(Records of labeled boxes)
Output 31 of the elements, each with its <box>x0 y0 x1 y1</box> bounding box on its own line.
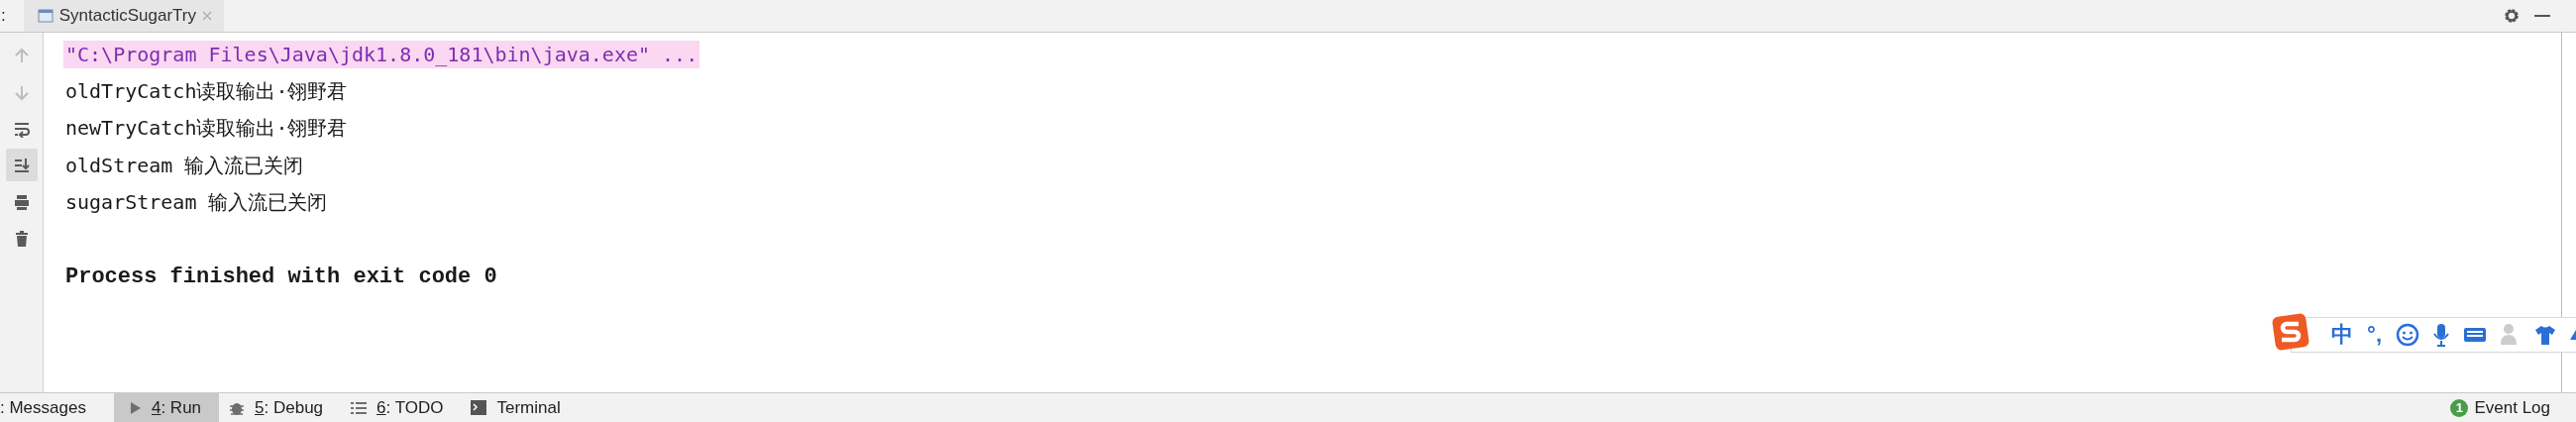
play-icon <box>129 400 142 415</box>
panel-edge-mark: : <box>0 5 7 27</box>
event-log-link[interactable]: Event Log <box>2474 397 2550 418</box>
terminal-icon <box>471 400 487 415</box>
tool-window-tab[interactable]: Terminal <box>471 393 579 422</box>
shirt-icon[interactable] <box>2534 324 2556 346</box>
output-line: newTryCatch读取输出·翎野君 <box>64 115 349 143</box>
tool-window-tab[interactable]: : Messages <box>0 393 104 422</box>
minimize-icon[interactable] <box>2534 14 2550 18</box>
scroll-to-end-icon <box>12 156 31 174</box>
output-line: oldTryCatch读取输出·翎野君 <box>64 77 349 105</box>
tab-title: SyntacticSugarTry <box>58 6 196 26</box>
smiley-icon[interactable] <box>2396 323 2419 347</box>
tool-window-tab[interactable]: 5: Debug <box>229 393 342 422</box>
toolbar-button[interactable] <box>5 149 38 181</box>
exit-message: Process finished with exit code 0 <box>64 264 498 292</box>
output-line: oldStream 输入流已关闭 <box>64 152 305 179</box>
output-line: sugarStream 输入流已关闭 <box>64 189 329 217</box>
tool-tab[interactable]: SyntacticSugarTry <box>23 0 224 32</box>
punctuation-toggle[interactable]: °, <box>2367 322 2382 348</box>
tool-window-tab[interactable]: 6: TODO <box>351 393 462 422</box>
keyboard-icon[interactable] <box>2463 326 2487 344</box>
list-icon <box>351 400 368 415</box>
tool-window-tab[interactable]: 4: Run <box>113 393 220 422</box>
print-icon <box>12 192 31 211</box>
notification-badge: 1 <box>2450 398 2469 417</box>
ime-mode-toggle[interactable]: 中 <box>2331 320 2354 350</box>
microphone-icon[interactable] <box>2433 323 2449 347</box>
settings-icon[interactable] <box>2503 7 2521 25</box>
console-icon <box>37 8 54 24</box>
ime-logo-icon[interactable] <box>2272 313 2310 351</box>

**Your task:** Reproduce every line of the listing above without any change, leaving out the picture.

**Solved problem:**
Output 31 of the elements, each with its <box>x0 y0 x1 y1</box> bounding box on its own line.
play-icon <box>129 400 142 415</box>
panel-edge-mark: : <box>0 5 7 27</box>
event-log-link[interactable]: Event Log <box>2474 397 2550 418</box>
terminal-icon <box>471 400 487 415</box>
tool-window-tab[interactable]: Terminal <box>471 393 579 422</box>
shirt-icon[interactable] <box>2534 324 2556 346</box>
output-line: newTryCatch读取输出·翎野君 <box>64 115 349 143</box>
tool-window-tab[interactable]: : Messages <box>0 393 104 422</box>
minimize-icon[interactable] <box>2534 14 2550 18</box>
scroll-to-end-icon <box>12 156 31 174</box>
output-line: oldTryCatch读取输出·翎野君 <box>64 77 349 105</box>
tab-title: SyntacticSugarTry <box>58 6 196 26</box>
smiley-icon[interactable] <box>2396 323 2419 347</box>
tool-window-tab[interactable]: 5: Debug <box>229 393 342 422</box>
toolbar-button[interactable] <box>5 149 38 181</box>
exit-message: Process finished with exit code 0 <box>64 264 498 292</box>
output-line: oldStream 输入流已关闭 <box>64 152 305 179</box>
output-line: sugarStream 输入流已关闭 <box>64 189 329 217</box>
tool-tab[interactable]: SyntacticSugarTry <box>23 0 224 32</box>
punctuation-toggle[interactable]: °, <box>2367 322 2382 348</box>
tool-window-tab[interactable]: 6: TODO <box>351 393 462 422</box>
keyboard-icon[interactable] <box>2463 326 2487 344</box>
list-icon <box>351 400 368 415</box>
tool-window-tab[interactable]: 4: Run <box>113 393 220 422</box>
print-icon <box>12 192 31 211</box>
notification-badge: 1 <box>2450 398 2469 417</box>
ime-mode-toggle[interactable]: 中 <box>2331 320 2354 350</box>
microphone-icon[interactable] <box>2433 323 2449 347</box>
settings-icon[interactable] <box>2503 7 2521 25</box>
console-icon <box>37 8 54 24</box>
ime-logo-icon[interactable] <box>2272 313 2310 351</box>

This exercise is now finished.